**Exercise tasks:**
(a) Summarize the Coburn article in two sentences.
(b) According to the Coburn article, why did Coburn feel confident she could run the Millrose mile in under 4:30? Answer in one or two sentences.

**Document passage:**
Wetmore-Wednesday Top Races: Coburn Finishes Career With Pair of Titles in 2013
BOULDER – The Colorado track and field and cross country program has a special history, one that began to hit full-stride under head coach Mark Wetmore.
CU track and field and cross country will take a look back at every year under Wetmore and recap the best races and teams of every calendar year.
Without eligibility left for cross country in the fall of 2012, Emma Coburn was able to focus on training for her final track and field season with the Buffs in 2013. In doing so, she captured a pair of NCAA titles, one during the indoor season and one outdoors.
Once you are an Olympian, you are always an Olympian. And being an Olympian as a collegiate athlete can open doors to prestigious meets.
Following the 2012 Olympic Games in London, Emma Coburn was invited to race at the 106th Millrose Games in the New York Road Runners' Wanamaker Mile. The field of 14 included three other Olympians and was set to be Coburn's first race since the Olympics. It was an impressive field and Coburn remembers setting her sights on running a sub 4:30 mile.
"In 2012, I ran 4:08 in the 1,500, so going to Millrose for the mile in 2013, I felt really confident that I could run under 4:30," Coburn said.
And that she did, finishing in 4:29.86 for fourth overall. She was the top finishing collegiate runner and her time, besides being a personal best, was the sixth fastest collegiate mile ever.
"I was proud of that effort, especially since I had raced a few 1,500s before, but to come off an Olympic performance in the steeplechase and to transfer to the mile is not only physically hard, but mentally hard to make the shift," Coburn said.
Associate head coach Heather Burroughs was pleased after her race, saying, "Tonight's mile was Emma's first race since August, but her training has been excellent and uninterrupted. She, coach Wetmore and I were optimistic that she could be competitive and challenge 4:30. It's everything we were hoping for and a perfect start to 2013."

**Record set:**

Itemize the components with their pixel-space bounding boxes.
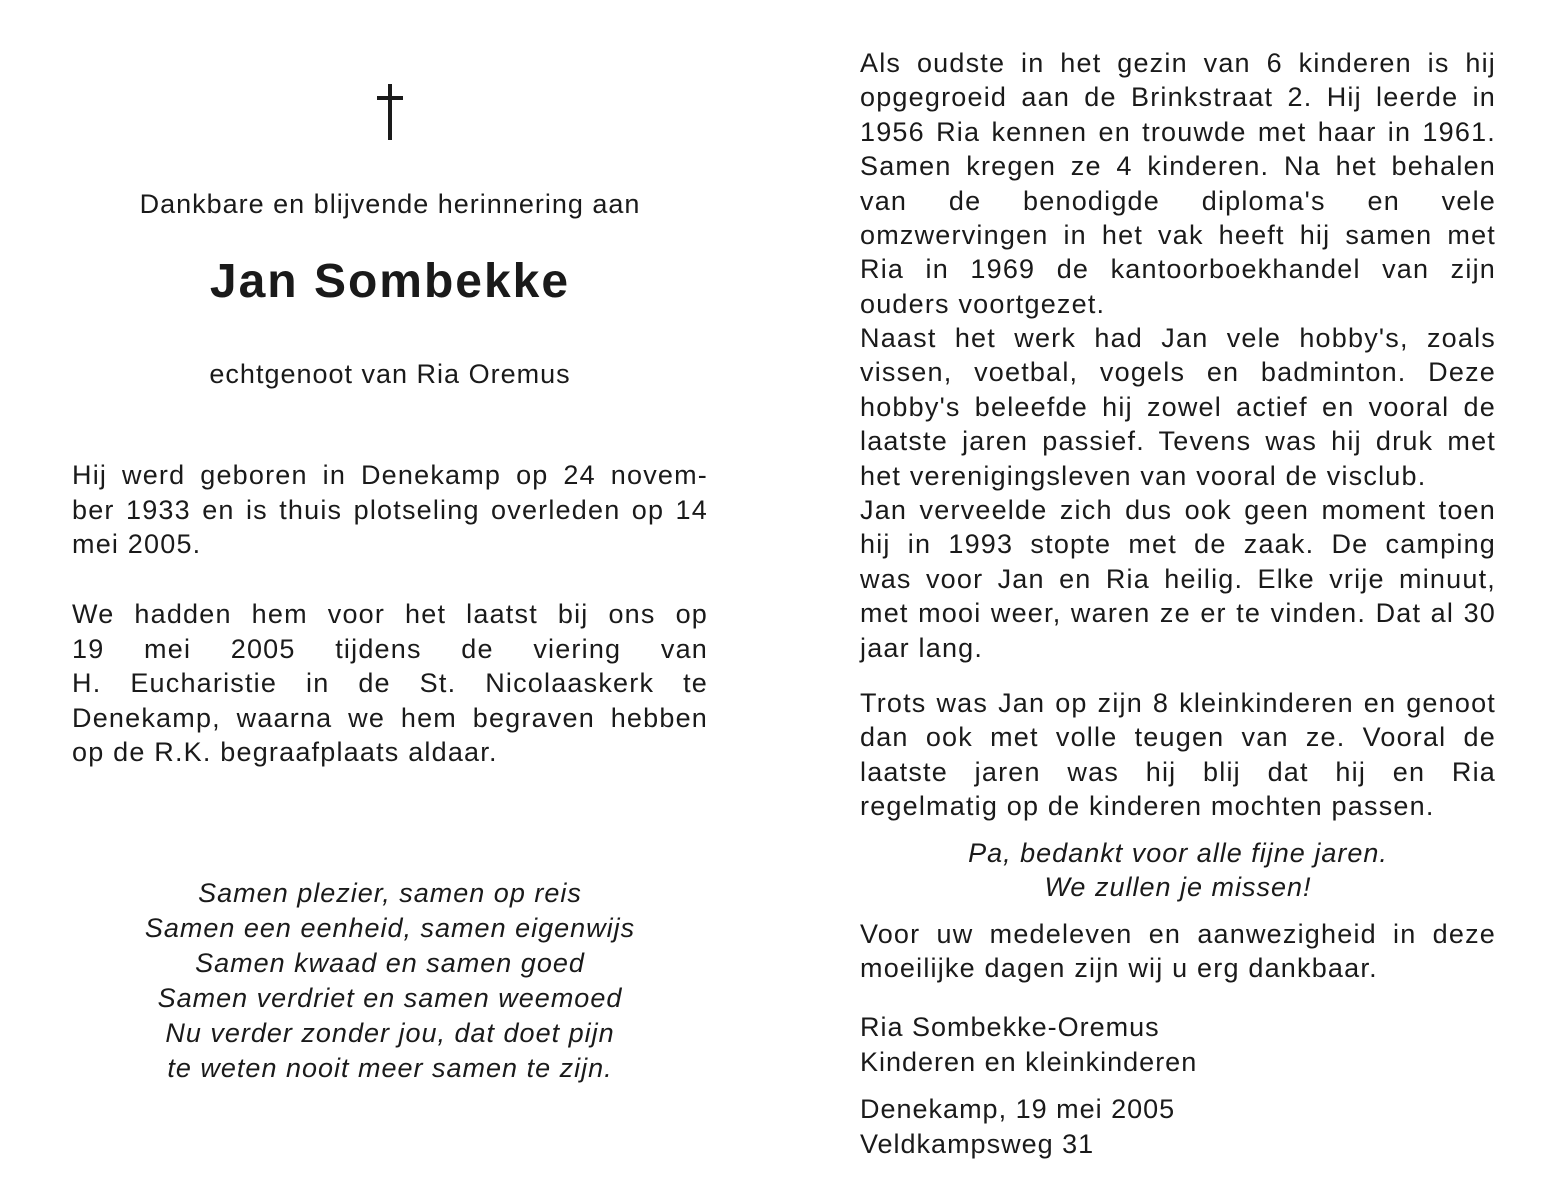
- place-date-line: Denekamp, 19 mei 2005: [860, 1094, 1176, 1124]
- paragraph-line: van de benodigde diploma's en vele: [860, 185, 1496, 216]
- paragraph-line: jaar lang.: [860, 632, 984, 663]
- poem-line: Samen een eenheid, samen eigenwijs: [144, 913, 636, 943]
- paragraph-line: Samen kregen ze 4 kinderen. Na het behalen: [860, 151, 1496, 182]
- paragraph-line: 19 mei 2005 tijdens de viering van: [72, 633, 708, 664]
- signature-line: Ria Sombekke-Oremus: [860, 1012, 1160, 1042]
- paragraph-line: We hadden hem voor het laatst bij ons op: [72, 599, 708, 629]
- poem: [72, 876, 708, 1086]
- paragraph-line: ber 1933 en is thuis plotseling overleden op 14: [72, 494, 708, 525]
- address-line: Veldkampsweg 31: [860, 1128, 1095, 1159]
- paragraph-line: moeilijke dagen zijn wij u erg dankbaar.: [860, 953, 1378, 984]
- paragraph-line: opgegroeid aan de Brinkstraat 2. Hij leerde in: [860, 82, 1496, 113]
- farewell-quote: [860, 836, 1496, 904]
- paragraph-line: Voor uw medeleven en aanwezigheid in deze: [860, 919, 1496, 949]
- poem-line: Nu verder zonder jou, dat doet pijn: [165, 1018, 615, 1048]
- spouse-text: echtgenoot van Ria Oremus: [209, 359, 571, 389]
- paragraph-line: mei 2005.: [72, 529, 202, 559]
- poem-line: Samen plezier, samen op reis: [198, 878, 582, 908]
- paragraph-line: laatste jaren passief. Tevens was hij druk met: [860, 426, 1496, 457]
- paragraph-line: H. Eucharistie in de St. Nicolaaskerk te: [72, 668, 708, 698]
- intro-text: Dankbare en blijvende herinnering aan: [139, 189, 641, 219]
- paragraph-line: hobby's beleefde hij zowel actief en vooral de: [860, 391, 1496, 422]
- paragraph-line: Naast het werk had Jan vele hobby's, zoals: [860, 323, 1496, 353]
- paragraph-line: Hij werd geboren in Denekamp op 24 novem-: [72, 460, 708, 490]
- hobby-paragraph: [860, 321, 1496, 493]
- thanks-paragraph: [860, 917, 1496, 986]
- birth-paragraph: [72, 458, 708, 562]
- paragraph-line: Ria in 1969 de kantoorboekhandel van zijn: [860, 254, 1496, 285]
- signature-line: Kinderen en kleinkinderen: [860, 1046, 1198, 1077]
- paragraph-line: 1956 Ria kennen en trouwde met haar in 1961.: [860, 116, 1496, 147]
- signature-block: [860, 1010, 1496, 1079]
- grandkids-paragraph: [860, 686, 1496, 824]
- paragraph-line: laatste jaren was hij blij dat hij en Ria: [860, 756, 1496, 787]
- paragraph-line: Als oudste in het gezin van 6 kinderen is hij: [860, 48, 1496, 78]
- quote-line: We zullen je missen!: [1044, 872, 1312, 902]
- poem-line: Samen kwaad en samen goed: [195, 948, 585, 978]
- deceased-name: Jan Sombekke: [209, 255, 571, 308]
- paragraph-line: was voor Jan en Ria heilig. Elke vrije minuut,: [860, 563, 1496, 594]
- retire-paragraph: [860, 493, 1496, 665]
- paragraph-line: dan ook met volle teugen van ze. Vooral de: [860, 722, 1496, 753]
- funeral-paragraph: [72, 597, 708, 770]
- paragraph-line: het verenigingsleven van vooral de visclub.: [860, 460, 1427, 491]
- quote-line: Pa, bedankt voor alle fijne jaren.: [968, 838, 1388, 868]
- paragraph-line: vissen, voetbal, vogels en badminton. Deze: [860, 357, 1496, 388]
- paragraph-line: met mooi weer, waren ze er te vinden. Dat al 30: [860, 598, 1496, 629]
- paragraph-line: omzwervingen in het vak heeft hij samen met: [860, 220, 1496, 251]
- paragraph-line: op de R.K. begraafplaats aldaar.: [72, 737, 498, 767]
- place-date-block: [860, 1092, 1496, 1161]
- paragraph-line: ouders voortgezet.: [860, 288, 1106, 319]
- poem-line: te weten nooit meer samen te zijn.: [167, 1053, 613, 1083]
- paragraph-line: hij in 1993 stopte met de zaak. De camping: [860, 529, 1496, 560]
- paragraph-line: Jan verveelde zich dus ook geen moment toen: [860, 495, 1496, 525]
- paragraph-line: Trots was Jan op zijn 8 kleinkinderen en genoot: [860, 688, 1496, 718]
- poem-line: Samen verdriet en samen weemoed: [157, 983, 623, 1013]
- bio-paragraph: [860, 46, 1496, 321]
- paragraph-line: regelmatig op de kinderen mochten passen.: [860, 791, 1435, 822]
- paragraph-line: Denekamp, waarna we hem begraven hebben: [72, 702, 708, 733]
- cross-icon: [388, 84, 392, 140]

**Results by task:**
(a) With no cross country eligibility left in the fall of 2012, Emma Coburn focused on her final track and field season with Colorado in 2013 and won two NCAA titles, one indoors and one outdoors. In her first race since the London Olympics, she placed fourth in the Wanamaker Mile at the Millrose Games in 4:29.86, a personal best that made her the top collegiate finisher and was the sixth fastest collegiate mile ever.

(b) She had run 4:08 in the 1,500 in 2012. That gave her confidence that she could break 4:30 in the mile at Millrose in 2013.